- _Task data_:

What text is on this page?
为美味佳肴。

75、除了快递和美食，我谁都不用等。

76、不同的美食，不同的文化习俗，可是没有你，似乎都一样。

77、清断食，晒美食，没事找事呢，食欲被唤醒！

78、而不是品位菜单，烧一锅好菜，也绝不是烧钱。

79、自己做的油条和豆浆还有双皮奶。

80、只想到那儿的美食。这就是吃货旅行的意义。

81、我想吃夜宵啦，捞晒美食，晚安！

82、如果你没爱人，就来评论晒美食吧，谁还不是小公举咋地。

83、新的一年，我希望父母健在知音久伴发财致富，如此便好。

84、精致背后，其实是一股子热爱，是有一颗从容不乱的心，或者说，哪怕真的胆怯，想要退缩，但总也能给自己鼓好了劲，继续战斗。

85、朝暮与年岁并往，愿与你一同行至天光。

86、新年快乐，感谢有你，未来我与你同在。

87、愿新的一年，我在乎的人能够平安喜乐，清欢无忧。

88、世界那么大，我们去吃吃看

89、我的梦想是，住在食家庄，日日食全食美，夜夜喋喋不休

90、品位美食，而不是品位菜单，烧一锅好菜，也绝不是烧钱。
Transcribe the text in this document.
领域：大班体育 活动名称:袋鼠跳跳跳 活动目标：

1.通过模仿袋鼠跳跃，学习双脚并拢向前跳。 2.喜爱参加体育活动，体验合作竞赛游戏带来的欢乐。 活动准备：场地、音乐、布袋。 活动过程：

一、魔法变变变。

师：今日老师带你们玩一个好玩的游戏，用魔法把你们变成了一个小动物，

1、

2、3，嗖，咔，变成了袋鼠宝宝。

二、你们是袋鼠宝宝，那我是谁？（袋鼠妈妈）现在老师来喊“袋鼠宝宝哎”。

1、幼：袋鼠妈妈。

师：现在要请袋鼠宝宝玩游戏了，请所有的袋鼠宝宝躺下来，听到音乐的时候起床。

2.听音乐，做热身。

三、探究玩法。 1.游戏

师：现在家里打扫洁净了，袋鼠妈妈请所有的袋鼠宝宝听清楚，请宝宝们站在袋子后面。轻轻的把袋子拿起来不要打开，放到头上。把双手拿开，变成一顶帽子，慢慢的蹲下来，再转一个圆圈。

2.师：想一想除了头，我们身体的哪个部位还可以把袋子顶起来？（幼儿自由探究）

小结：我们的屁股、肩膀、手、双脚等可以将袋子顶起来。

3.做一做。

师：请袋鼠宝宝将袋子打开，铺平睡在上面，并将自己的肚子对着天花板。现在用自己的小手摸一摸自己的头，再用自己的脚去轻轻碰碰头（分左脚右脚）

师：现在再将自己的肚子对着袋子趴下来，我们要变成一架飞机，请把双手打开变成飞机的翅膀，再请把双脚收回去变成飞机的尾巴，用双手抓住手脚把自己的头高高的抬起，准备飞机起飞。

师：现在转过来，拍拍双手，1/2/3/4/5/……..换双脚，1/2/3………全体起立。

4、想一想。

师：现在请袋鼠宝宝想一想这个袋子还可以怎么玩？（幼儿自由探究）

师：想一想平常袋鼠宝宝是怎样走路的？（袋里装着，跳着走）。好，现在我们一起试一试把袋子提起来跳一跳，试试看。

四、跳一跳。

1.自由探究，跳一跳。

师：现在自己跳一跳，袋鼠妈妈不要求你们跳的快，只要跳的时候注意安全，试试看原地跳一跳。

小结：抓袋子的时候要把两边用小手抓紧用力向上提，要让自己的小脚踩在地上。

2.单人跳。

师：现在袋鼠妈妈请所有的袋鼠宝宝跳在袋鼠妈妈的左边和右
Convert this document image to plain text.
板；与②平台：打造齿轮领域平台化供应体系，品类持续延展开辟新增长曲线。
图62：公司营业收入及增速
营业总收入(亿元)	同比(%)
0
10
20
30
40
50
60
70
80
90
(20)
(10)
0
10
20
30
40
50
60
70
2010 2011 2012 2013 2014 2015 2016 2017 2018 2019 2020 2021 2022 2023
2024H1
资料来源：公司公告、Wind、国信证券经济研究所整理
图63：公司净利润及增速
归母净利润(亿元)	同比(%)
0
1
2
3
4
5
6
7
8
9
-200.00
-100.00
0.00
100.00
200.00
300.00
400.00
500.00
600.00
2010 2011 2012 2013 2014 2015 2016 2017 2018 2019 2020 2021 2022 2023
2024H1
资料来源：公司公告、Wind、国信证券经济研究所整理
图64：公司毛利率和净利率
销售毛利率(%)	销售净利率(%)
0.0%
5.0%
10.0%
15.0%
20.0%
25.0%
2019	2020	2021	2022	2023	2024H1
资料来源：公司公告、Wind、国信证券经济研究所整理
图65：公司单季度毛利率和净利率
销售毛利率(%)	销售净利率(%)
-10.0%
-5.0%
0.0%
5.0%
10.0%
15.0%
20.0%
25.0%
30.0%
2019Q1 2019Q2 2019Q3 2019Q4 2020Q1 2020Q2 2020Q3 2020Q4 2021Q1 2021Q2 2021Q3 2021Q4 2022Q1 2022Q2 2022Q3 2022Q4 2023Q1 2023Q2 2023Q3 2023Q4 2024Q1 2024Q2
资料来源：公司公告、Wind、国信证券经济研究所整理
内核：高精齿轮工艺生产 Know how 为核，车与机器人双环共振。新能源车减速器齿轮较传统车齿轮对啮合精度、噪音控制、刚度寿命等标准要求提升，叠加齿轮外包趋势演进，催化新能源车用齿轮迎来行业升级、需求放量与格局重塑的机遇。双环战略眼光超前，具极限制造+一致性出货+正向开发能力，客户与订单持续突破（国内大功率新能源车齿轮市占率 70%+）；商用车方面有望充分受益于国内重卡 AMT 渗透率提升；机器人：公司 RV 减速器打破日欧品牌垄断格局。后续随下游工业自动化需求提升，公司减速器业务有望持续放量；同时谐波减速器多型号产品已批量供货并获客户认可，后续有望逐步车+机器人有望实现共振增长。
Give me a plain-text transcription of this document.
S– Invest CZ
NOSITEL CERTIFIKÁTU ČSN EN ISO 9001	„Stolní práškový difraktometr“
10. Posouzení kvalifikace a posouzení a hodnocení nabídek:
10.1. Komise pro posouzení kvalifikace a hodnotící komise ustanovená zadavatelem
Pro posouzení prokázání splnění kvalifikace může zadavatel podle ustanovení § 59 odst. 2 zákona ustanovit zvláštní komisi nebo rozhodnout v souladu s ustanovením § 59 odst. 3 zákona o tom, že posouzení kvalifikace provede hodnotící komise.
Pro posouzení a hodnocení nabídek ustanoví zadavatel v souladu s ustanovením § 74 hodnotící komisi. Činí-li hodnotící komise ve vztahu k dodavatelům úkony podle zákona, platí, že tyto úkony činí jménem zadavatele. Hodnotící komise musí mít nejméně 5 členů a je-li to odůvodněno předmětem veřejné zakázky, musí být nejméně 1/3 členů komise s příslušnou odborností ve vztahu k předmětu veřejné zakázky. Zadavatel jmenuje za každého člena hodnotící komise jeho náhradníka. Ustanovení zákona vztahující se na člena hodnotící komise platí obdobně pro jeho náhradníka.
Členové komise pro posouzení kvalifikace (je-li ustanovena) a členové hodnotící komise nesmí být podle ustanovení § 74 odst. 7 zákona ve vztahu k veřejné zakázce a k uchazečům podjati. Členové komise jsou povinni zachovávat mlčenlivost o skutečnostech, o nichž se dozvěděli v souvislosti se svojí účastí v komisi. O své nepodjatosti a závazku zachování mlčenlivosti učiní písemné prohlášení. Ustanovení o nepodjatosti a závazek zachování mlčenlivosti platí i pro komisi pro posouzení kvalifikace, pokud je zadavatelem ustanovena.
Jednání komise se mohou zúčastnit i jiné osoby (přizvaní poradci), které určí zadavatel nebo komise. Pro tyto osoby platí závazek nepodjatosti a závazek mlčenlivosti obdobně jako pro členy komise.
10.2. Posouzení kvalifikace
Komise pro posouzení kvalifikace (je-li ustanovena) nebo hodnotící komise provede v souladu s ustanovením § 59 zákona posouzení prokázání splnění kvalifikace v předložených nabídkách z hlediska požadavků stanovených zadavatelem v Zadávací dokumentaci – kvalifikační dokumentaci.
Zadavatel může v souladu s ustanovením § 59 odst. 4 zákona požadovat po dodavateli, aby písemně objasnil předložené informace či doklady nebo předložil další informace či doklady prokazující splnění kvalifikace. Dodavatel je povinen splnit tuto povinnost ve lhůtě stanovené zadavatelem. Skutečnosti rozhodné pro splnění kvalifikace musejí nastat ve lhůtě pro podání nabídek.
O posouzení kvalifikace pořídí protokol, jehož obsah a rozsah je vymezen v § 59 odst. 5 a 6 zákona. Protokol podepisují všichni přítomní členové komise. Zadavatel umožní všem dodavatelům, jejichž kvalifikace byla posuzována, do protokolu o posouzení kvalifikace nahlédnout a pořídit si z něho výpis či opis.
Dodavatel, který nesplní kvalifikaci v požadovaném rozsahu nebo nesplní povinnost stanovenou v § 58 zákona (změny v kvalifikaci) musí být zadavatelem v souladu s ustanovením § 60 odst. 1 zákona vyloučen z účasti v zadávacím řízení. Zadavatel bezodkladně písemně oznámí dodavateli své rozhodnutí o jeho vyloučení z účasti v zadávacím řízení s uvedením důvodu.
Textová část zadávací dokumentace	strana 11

- _Work required_:
Search the data for "ustanovena" and list every line in which it occurs.

- _Response to this exercise_:
Členové komise pro posouzení kvalifikace (je-li ustanovena) a členové hodnotící komise nesmí být podle ustanovení § 74 odst. 7 zákona ve vztahu k veřejné zakázce a k uchazečům podjati. Členové komise jsou povinni zachovávat mlčenlivost o skutečnostech, o nichž se dozvěděli v souvislosti se svojí účastí v komisi. O své nepodjatosti a závazku zachování mlčenlivosti učiní písemné prohlášení. Ustanovení o nepodjatosti a závazek zachování mlčenlivosti platí i pro komisi pro posouzení kvalifikace, pokud je zadavatelem ustanovena.
Komise pro posouzení kvalifikace (je-li ustanovena) nebo hodnotící komise provede v souladu s ustanovením § 59 zákona posouzení prokázání splnění kvalifikace v předložených nabídkách z hlediska požadavků stanovených zadavatelem v Zadávací dokumentaci – kvalifikační dokumentaci.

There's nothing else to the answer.